— start —
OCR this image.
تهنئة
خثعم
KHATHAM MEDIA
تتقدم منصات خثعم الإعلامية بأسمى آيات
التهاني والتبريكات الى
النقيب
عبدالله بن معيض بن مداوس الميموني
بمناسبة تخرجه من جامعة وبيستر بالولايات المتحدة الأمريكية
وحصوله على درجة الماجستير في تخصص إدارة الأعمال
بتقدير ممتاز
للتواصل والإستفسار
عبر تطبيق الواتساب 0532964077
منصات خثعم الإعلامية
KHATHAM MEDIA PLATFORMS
— end —
◆ WORK TO DO: Copy every line of the records word for word.

◆ RESULT BELOW:
OCR this image.
تهنئة
خثعم
KHATHAM MEDIA
تتقدم منصات خثعم الإعلامية بأسمى آيات
التهاني والتبريكات الى
النقيب
عبدالله بن معيض بن مداوس الميموني
بمناسبة تخرجه من جامعة وبيستر بالولايات المتحدة الأمريكية
وحصوله على درجة الماجستير في تخصص إدارة الأعمال
بتقدير ممتاز
للتواصل والإستفسار
عبر تطبيق الواتساب 0532964077
منصات خثعم الإعلامية
KHATHAM MEDIA PLATFORMS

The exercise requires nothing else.